*WHAT TO WORK ON*
Return every entry exactly.

▬▬▬

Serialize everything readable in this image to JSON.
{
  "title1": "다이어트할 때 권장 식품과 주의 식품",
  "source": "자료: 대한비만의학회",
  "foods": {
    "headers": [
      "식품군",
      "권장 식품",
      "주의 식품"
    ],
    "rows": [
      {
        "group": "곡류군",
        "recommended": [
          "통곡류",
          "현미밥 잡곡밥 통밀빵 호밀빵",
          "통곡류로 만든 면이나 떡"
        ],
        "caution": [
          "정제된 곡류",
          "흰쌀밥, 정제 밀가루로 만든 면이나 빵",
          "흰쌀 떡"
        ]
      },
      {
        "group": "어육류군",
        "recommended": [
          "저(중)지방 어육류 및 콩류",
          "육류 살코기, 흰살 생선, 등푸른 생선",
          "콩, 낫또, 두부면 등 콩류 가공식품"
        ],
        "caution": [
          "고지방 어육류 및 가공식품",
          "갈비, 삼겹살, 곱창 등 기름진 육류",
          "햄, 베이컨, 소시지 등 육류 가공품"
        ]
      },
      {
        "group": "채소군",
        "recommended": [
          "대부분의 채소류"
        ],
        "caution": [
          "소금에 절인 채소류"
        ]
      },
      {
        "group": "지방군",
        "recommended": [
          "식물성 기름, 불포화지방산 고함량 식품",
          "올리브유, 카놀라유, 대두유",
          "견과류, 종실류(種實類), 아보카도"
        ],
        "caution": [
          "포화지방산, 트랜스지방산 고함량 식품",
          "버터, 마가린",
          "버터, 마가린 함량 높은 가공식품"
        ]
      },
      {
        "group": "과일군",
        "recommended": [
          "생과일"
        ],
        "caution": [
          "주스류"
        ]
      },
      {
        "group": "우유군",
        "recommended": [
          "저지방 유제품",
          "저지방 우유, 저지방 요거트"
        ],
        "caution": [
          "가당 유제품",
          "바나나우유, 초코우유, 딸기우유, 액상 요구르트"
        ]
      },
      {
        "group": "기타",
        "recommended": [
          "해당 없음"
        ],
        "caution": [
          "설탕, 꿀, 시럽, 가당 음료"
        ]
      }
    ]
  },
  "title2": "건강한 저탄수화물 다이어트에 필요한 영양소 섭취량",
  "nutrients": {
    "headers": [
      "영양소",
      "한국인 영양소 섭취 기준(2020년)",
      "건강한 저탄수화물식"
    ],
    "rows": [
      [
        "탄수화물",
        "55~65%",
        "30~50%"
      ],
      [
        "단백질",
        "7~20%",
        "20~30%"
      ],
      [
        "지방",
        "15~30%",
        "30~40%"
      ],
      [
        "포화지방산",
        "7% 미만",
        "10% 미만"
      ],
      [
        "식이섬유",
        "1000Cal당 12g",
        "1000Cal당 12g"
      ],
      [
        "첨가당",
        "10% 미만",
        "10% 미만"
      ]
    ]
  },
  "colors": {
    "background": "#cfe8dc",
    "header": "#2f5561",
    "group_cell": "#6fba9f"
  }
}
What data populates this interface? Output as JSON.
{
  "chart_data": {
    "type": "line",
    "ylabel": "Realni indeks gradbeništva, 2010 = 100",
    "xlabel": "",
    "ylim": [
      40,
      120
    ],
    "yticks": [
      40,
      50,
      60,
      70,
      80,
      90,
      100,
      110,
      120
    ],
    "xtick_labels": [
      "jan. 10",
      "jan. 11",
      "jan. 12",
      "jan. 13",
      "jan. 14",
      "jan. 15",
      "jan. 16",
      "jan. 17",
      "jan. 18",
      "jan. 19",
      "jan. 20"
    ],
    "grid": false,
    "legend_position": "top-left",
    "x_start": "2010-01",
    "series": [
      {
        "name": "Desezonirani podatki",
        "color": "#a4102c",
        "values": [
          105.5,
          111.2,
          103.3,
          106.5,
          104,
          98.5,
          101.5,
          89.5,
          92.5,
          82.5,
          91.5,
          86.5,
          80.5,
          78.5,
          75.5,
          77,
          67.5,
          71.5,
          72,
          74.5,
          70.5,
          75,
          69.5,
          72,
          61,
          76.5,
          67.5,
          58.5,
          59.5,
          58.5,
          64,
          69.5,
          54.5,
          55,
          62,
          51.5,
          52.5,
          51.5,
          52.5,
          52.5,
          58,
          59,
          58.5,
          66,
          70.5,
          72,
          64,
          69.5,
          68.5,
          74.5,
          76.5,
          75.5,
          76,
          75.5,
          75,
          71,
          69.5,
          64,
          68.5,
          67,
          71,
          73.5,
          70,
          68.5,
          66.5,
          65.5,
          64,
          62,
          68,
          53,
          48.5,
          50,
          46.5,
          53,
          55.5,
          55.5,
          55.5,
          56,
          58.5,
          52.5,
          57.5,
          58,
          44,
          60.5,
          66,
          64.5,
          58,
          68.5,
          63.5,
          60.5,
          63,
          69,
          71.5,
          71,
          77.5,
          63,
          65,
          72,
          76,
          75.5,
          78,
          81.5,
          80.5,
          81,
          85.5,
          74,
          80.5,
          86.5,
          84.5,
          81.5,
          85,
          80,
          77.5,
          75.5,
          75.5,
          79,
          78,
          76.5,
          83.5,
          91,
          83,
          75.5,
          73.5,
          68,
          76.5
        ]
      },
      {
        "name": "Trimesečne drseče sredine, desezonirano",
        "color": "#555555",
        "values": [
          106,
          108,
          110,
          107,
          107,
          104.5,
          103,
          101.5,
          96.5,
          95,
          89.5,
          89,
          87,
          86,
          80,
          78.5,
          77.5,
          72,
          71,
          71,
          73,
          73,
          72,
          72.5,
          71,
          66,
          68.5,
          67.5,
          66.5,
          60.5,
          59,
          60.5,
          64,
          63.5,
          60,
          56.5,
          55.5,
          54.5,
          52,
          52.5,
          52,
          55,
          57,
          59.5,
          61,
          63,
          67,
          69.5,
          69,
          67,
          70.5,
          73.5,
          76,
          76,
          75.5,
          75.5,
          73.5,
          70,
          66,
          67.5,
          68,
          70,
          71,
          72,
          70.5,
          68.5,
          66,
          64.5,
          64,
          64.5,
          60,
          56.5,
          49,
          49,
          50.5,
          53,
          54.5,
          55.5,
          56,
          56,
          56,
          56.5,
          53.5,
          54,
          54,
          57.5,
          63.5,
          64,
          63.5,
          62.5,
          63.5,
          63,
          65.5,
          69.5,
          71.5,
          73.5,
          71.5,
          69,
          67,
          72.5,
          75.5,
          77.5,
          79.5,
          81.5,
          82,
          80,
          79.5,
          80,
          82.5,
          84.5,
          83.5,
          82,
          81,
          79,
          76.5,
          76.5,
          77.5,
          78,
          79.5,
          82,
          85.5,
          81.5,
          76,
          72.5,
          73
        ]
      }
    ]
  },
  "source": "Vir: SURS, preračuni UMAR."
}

▬▬▬

*RESPONSE BELOW*
Serialize everything readable in this image to JSON.
{
  "title1": "다이어트할 때 권장 식품과 주의 식품",
  "source": "자료: 대한비만의학회",
  "foods": {
    "headers": [
      "식품군",
      "권장 식품",
      "주의 식품"
    ],
    "rows": [
      {
        "group": "곡류군",
        "recommended": [
          "통곡류",
          "현미밥 잡곡밥 통밀빵 호밀빵",
          "통곡류로 만든 면이나 떡"
        ],
        "caution": [
          "정제된 곡류",
          "흰쌀밥, 정제 밀가루로 만든 면이나 빵",
          "흰쌀 떡"
        ]
      },
      {
        "group": "어육류군",
        "recommended": [
          "저(중)지방 어육류 및 콩류",
          "육류 살코기, 흰살 생선, 등푸른 생선",
          "콩, 낫또, 두부면 등 콩류 가공식품"
        ],
        "caution": [
          "고지방 어육류 및 가공식품",
          "갈비, 삼겹살, 곱창 등 기름진 육류",
          "햄, 베이컨, 소시지 등 육류 가공품"
        ]
      },
      {
        "group": "채소군",
        "recommended": [
          "대부분의 채소류"
        ],
        "caution": [
          "소금에 절인 채소류"
        ]
      },
      {
        "group": "지방군",
        "recommended": [
          "식물성 기름, 불포화지방산 고함량 식품",
          "올리브유, 카놀라유, 대두유",
          "견과류, 종실류(種實類), 아보카도"
        ],
        "caution": [
          "포화지방산, 트랜스지방산 고함량 식품",
          "버터, 마가린",
          "버터, 마가린 함량 높은 가공식품"
        ]
      },
      {
        "group": "과일군",
        "recommended": [
          "생과일"
        ],
        "caution": [
          "주스류"
        ]
      },
      {
        "group": "우유군",
        "recommended": [
          "저지방 유제품",
          "저지방 우유, 저지방 요거트"
        ],
        "caution": [
          "가당 유제품",
          "바나나우유, 초코우유, 딸기우유, 액상 요구르트"
        ]
      },
      {
        "group": "기타",
        "recommended": [
          "해당 없음"
        ],
        "caution": [
          "설탕, 꿀, 시럽, 가당 음료"
        ]
      }
    ]
  },
  "title2": "건강한 저탄수화물 다이어트에 필요한 영양소 섭취량",
  "nutrients": {
    "headers": [
      "영양소",
      "한국인 영양소 섭취 기준(2020년)",
      "건강한 저탄수화물식"
    ],
    "rows": [
      [
        "탄수화물",
        "55~65%",
        "30~50%"
      ],
      [
        "단백질",
        "7~20%",
        "20~30%"
      ],
      [
        "지방",
        "15~30%",
        "30~40%"
      ],
      [
        "포화지방산",
        "7% 미만",
        "10% 미만"
      ],
      [
        "식이섬유",
        "1000Cal당 12g",
        "1000Cal당 12g"
      ],
      [
        "첨가당",
        "10% 미만",
        "10% 미만"
      ]
    ]
  },
  "colors": {
    "background": "#cfe8dc",
    "header": "#2f5561",
    "group_cell": "#6fba9f"
  }
}
What data populates this interface? Output as JSON.
{
  "chart_data": {
    "type": "line",
    "ylabel": "Realni indeks gradbeništva, 2010 = 100",
    "xlabel": "",
    "ylim": [
      40,
      120
    ],
    "yticks": [
      40,
      50,
      60,
      70,
      80,
      90,
      100,
      110,
      120
    ],
    "xtick_labels": [
      "jan. 10",
      "jan. 11",
      "jan. 12",
      "jan. 13",
      "jan. 14",
      "jan. 15",
      "jan. 16",
      "jan. 17",
      "jan. 18",
      "jan. 19",
      "jan. 20"
    ],
    "grid": false,
    "legend_position": "top-left",
    "x_start": "2010-01",
    "series": [
      {
        "name": "Desezonirani podatki",
        "color": "#a4102c",
        "values": [
          105.5,
          111.2,
          103.3,
          106.5,
          104,
          98.5,
          101.5,
          89.5,
          92.5,
          82.5,
          91.5,
          86.5,
          80.5,
          78.5,
          75.5,
          77,
          67.5,
          71.5,
          72,
          74.5,
          70.5,
          75,
          69.5,
          72,
          61,
          76.5,
          67.5,
          58.5,
          59.5,
          58.5,
          64,
          69.5,
          54.5,
          55,
          62,
          51.5,
          52.5,
          51.5,
          52.5,
          52.5,
          58,
          59,
          58.5,
          66,
          70.5,
          72,
          64,
          69.5,
          68.5,
          74.5,
          76.5,
          75.5,
          76,
          75.5,
          75,
          71,
          69.5,
          64,
          68.5,
          67,
          71,
          73.5,
          70,
          68.5,
          66.5,
          65.5,
          64,
          62,
          68,
          53,
          48.5,
          50,
          46.5,
          53,
          55.5,
          55.5,
          55.5,
          56,
          58.5,
          52.5,
          57.5,
          58,
          44,
          60.5,
          66,
          64.5,
          58,
          68.5,
          63.5,
          60.5,
          63,
          69,
          71.5,
          71,
          77.5,
          63,
          65,
          72,
          76,
          75.5,
          78,
          81.5,
          80.5,
          81,
          85.5,
          74,
          80.5,
          86.5,
          84.5,
          81.5,
          85,
          80,
          77.5,
          75.5,
          75.5,
          79,
          78,
          76.5,
          83.5,
          91,
          83,
          75.5,
          73.5,
          68,
          76.5
        ]
      },
      {
        "name": "Trimesečne drseče sredine, desezonirano",
        "color": "#555555",
        "values": [
          106,
          108,
          110,
          107,
          107,
          104.5,
          103,
          101.5,
          96.5,
          95,
          89.5,
          89,
          87,
          86,
          80,
          78.5,
          77.5,
          72,
          71,
          71,
          73,
          73,
          72,
          72.5,
          71,
          66,
          68.5,
          67.5,
          66.5,
          60.5,
          59,
          60.5,
          64,
          63.5,
          60,
          56.5,
          55.5,
          54.5,
          52,
          52.5,
          52,
          55,
          57,
          59.5,
          61,
          63,
          67,
          69.5,
          69,
          67,
          70.5,
          73.5,
          76,
          76,
          75.5,
          75.5,
          73.5,
          70,
          66,
          67.5,
          68,
          70,
          71,
          72,
          70.5,
          68.5,
          66,
          64.5,
          64,
          64.5,
          60,
          56.5,
          49,
          49,
          50.5,
          53,
          54.5,
          55.5,
          56,
          56,
          56,
          56.5,
          53.5,
          54,
          54,
          57.5,
          63.5,
          64,
          63.5,
          62.5,
          63.5,
          63,
          65.5,
          69.5,
          71.5,
          73.5,
          71.5,
          69,
          67,
          72.5,
          75.5,
          77.5,
          79.5,
          81.5,
          82,
          80,
          79.5,
          80,
          82.5,
          84.5,
          83.5,
          82,
          81,
          79,
          76.5,
          76.5,
          77.5,
          78,
          79.5,
          82,
          85.5,
          81.5,
          76,
          72.5,
          73
        ]
      }
    ]
  },
  "source": "Vir: SURS, preračuni UMAR."
}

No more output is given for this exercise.